■ WHAT IS ASKED: How many lines of the material contain the string "peak"? Reply with the number alone.

begin RECORDED INFORMATION

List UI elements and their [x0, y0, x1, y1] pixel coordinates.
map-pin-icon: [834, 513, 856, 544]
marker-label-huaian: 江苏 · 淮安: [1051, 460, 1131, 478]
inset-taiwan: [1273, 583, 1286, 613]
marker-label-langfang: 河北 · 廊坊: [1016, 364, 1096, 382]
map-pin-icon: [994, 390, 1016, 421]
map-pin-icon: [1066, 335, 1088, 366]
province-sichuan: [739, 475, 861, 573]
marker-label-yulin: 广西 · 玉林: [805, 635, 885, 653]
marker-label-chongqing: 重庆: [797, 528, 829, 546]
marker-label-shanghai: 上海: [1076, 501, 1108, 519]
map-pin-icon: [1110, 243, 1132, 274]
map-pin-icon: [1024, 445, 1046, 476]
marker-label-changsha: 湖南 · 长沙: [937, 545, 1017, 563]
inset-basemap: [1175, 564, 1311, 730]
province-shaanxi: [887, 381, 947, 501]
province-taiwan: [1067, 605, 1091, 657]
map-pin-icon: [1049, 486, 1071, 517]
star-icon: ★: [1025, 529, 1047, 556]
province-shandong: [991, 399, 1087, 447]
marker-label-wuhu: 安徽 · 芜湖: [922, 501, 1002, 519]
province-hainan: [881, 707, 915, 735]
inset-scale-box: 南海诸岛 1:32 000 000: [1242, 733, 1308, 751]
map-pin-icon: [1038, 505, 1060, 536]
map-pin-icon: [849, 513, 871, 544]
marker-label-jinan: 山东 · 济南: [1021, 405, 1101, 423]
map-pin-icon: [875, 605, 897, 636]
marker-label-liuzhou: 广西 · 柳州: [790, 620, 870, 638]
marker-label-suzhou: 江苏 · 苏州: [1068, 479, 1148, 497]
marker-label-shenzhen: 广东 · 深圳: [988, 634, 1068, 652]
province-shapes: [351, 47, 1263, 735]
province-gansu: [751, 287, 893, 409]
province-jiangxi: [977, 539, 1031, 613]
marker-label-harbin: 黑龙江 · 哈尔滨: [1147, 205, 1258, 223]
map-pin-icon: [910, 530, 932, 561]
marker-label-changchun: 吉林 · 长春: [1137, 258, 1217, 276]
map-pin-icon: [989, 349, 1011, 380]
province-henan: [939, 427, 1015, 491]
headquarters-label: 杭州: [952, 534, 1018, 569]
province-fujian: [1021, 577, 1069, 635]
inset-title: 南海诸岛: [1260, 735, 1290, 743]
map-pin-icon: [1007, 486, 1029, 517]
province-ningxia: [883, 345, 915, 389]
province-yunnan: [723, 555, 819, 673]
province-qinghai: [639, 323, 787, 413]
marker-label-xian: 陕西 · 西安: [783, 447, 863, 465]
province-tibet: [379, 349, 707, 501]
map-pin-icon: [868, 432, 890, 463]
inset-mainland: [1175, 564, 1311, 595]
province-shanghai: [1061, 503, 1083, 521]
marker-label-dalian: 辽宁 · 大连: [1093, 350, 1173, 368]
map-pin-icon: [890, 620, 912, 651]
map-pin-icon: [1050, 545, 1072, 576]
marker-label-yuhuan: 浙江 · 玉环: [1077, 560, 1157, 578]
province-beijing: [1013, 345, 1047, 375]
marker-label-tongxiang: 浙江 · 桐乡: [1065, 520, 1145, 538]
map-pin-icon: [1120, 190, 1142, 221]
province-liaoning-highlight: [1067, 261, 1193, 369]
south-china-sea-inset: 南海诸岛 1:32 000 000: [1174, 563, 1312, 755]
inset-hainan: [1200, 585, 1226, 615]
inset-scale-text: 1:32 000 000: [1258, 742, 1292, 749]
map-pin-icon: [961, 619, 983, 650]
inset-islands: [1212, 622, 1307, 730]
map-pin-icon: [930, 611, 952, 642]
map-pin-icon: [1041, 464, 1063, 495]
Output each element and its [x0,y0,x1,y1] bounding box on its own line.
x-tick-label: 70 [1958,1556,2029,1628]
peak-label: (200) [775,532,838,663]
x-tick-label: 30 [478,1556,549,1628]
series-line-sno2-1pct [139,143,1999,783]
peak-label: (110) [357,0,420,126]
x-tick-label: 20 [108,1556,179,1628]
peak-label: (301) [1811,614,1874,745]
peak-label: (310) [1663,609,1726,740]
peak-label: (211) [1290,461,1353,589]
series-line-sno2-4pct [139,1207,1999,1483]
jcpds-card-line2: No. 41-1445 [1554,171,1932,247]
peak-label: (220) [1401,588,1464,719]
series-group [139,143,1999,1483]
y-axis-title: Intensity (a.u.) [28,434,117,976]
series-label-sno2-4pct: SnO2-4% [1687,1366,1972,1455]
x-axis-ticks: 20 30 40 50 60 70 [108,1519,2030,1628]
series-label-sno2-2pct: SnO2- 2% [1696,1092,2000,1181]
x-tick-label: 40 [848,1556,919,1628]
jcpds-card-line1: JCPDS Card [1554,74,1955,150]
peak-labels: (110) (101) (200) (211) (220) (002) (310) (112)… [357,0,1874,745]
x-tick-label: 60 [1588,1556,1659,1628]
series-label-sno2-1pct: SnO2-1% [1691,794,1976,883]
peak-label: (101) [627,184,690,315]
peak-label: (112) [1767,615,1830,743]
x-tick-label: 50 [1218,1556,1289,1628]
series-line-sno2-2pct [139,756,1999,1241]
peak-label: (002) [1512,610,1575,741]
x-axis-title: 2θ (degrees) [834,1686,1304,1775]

end RECORDED INFORMATION

■ TASK RESPONSE: 10